## Objective
Skip all pictures, then print the remaining material exactly.

· · · · ·

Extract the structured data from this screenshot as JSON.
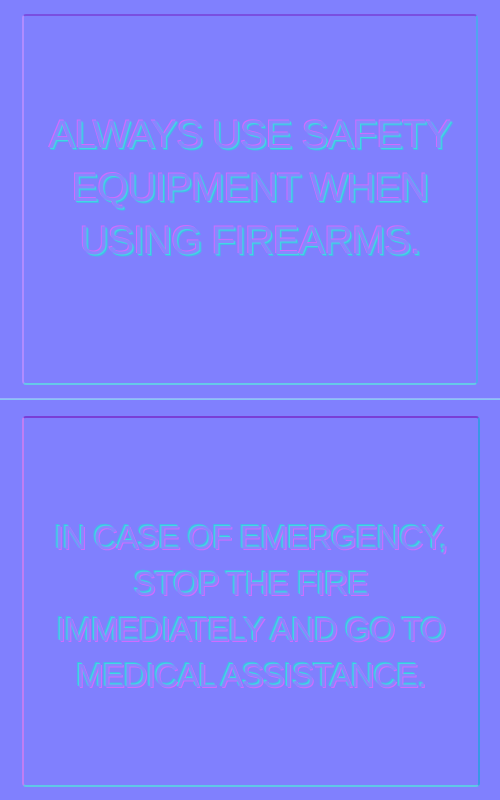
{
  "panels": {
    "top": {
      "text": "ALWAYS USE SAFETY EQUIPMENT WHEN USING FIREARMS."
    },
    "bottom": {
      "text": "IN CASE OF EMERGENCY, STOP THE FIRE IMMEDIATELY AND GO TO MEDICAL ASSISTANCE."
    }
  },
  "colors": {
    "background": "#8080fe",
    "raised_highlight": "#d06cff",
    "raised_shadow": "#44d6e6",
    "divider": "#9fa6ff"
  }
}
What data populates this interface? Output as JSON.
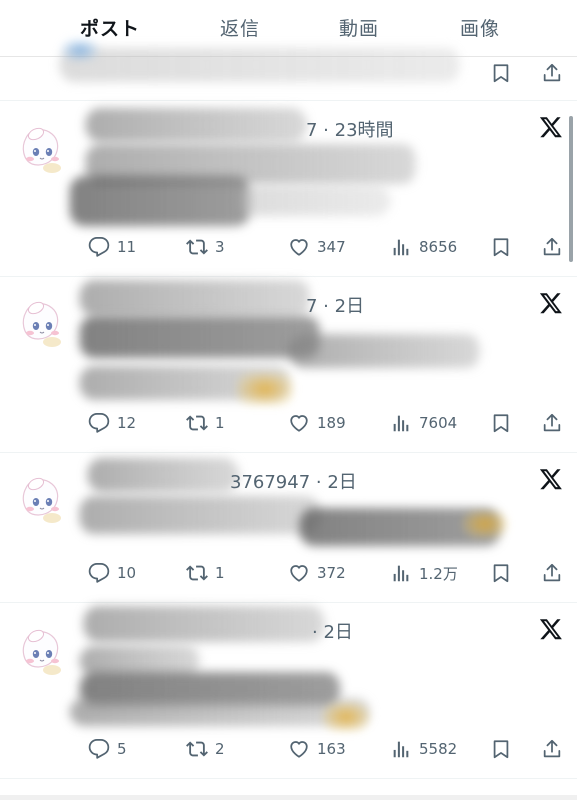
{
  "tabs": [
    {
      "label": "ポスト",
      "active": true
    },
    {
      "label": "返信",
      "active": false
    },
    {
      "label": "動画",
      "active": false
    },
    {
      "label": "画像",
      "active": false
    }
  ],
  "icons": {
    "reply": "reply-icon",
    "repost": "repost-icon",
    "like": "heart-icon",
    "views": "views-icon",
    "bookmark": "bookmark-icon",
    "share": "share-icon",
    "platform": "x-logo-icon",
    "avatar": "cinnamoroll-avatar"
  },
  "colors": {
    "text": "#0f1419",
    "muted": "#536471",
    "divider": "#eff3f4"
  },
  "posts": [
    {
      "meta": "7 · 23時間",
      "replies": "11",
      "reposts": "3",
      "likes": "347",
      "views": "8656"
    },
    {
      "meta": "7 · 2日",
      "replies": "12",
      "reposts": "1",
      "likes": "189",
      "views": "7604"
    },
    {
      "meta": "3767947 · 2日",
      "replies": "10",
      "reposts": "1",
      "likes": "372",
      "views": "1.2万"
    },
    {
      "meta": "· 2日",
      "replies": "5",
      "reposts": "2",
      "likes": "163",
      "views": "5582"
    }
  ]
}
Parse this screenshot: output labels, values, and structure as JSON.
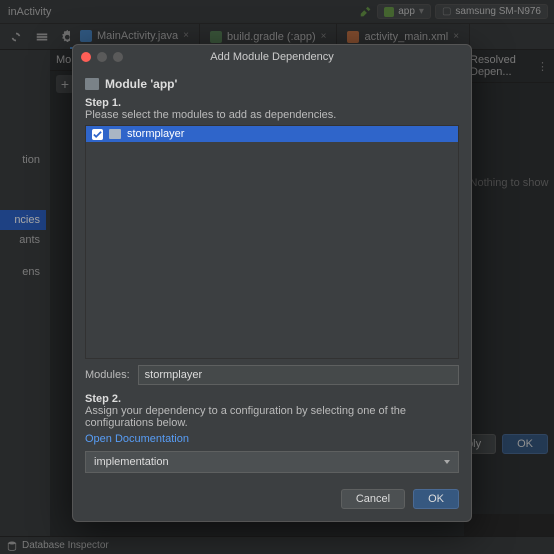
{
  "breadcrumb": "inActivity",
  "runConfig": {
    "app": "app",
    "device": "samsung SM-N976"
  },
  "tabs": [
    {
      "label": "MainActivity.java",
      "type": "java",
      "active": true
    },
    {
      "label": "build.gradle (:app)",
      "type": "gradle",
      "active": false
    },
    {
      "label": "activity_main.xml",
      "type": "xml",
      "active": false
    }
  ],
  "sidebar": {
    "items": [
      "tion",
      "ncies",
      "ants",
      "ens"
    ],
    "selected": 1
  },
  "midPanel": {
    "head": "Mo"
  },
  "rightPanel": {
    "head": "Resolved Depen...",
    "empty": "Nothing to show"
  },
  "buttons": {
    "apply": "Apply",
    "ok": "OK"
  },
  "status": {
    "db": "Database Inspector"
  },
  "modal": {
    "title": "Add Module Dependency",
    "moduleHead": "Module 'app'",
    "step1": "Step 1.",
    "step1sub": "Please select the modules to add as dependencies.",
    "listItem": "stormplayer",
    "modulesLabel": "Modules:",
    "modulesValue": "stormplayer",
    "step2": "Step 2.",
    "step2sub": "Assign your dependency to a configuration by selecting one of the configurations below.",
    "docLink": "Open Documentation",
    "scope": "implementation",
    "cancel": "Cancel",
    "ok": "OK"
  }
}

· · · · ·

## Solution for this exercise
Extract the structured data from this screenshot as JSON.
{
  "panels": {
    "top": {
      "text": "ALWAYS USE SAFETY EQUIPMENT WHEN USING FIREARMS."
    },
    "bottom": {
      "text": "IN CASE OF EMERGENCY, STOP THE FIRE IMMEDIATELY AND GO TO MEDICAL ASSISTANCE."
    }
  },
  "colors": {
    "background": "#8080fe",
    "raised_highlight": "#d06cff",
    "raised_shadow": "#44d6e6",
    "divider": "#9fa6ff"
  }
}
What data populates this interface? Output as JSON.
{
  "tabs": [
    {
      "label": "ポスト",
      "active": true
    },
    {
      "label": "返信",
      "active": false
    },
    {
      "label": "動画",
      "active": false
    },
    {
      "label": "画像",
      "active": false
    }
  ],
  "icons": {
    "reply": "reply-icon",
    "repost": "repost-icon",
    "like": "heart-icon",
    "views": "views-icon",
    "bookmark": "bookmark-icon",
    "share": "share-icon",
    "platform": "x-logo-icon",
    "avatar": "cinnamoroll-avatar"
  },
  "colors": {
    "text": "#0f1419",
    "muted": "#536471",
    "divider": "#eff3f4"
  },
  "posts": [
    {
      "meta": "7 · 23時間",
      "replies": "11",
      "reposts": "3",
      "likes": "347",
      "views": "8656"
    },
    {
      "meta": "7 · 2日",
      "replies": "12",
      "reposts": "1",
      "likes": "189",
      "views": "7604"
    },
    {
      "meta": "3767947 · 2日",
      "replies": "10",
      "reposts": "1",
      "likes": "372",
      "views": "1.2万"
    },
    {
      "meta": "· 2日",
      "replies": "5",
      "reposts": "2",
      "likes": "163",
      "views": "5582"
    }
  ]
}
Parse this screenshot: output labels, values, and structure as JSON.
{
  "breadcrumb": "inActivity",
  "runConfig": {
    "app": "app",
    "device": "samsung SM-N976"
  },
  "tabs": [
    {
      "label": "MainActivity.java",
      "type": "java",
      "active": true
    },
    {
      "label": "build.gradle (:app)",
      "type": "gradle",
      "active": false
    },
    {
      "label": "activity_main.xml",
      "type": "xml",
      "active": false
    }
  ],
  "sidebar": {
    "items": [
      "tion",
      "ncies",
      "ants",
      "ens"
    ],
    "selected": 1
  },
  "midPanel": {
    "head": "Mo"
  },
  "rightPanel": {
    "head": "Resolved Depen...",
    "empty": "Nothing to show"
  },
  "buttons": {
    "apply": "Apply",
    "ok": "OK"
  },
  "status": {
    "db": "Database Inspector"
  },
  "modal": {
    "title": "Add Module Dependency",
    "moduleHead": "Module 'app'",
    "step1": "Step 1.",
    "step1sub": "Please select the modules to add as dependencies.",
    "listItem": "stormplayer",
    "modulesLabel": "Modules:",
    "modulesValue": "stormplayer",
    "step2": "Step 2.",
    "step2sub": "Assign your dependency to a configuration by selecting one of the configurations below.",
    "docLink": "Open Documentation",
    "scope": "implementation",
    "cancel": "Cancel",
    "ok": "OK"
  }
}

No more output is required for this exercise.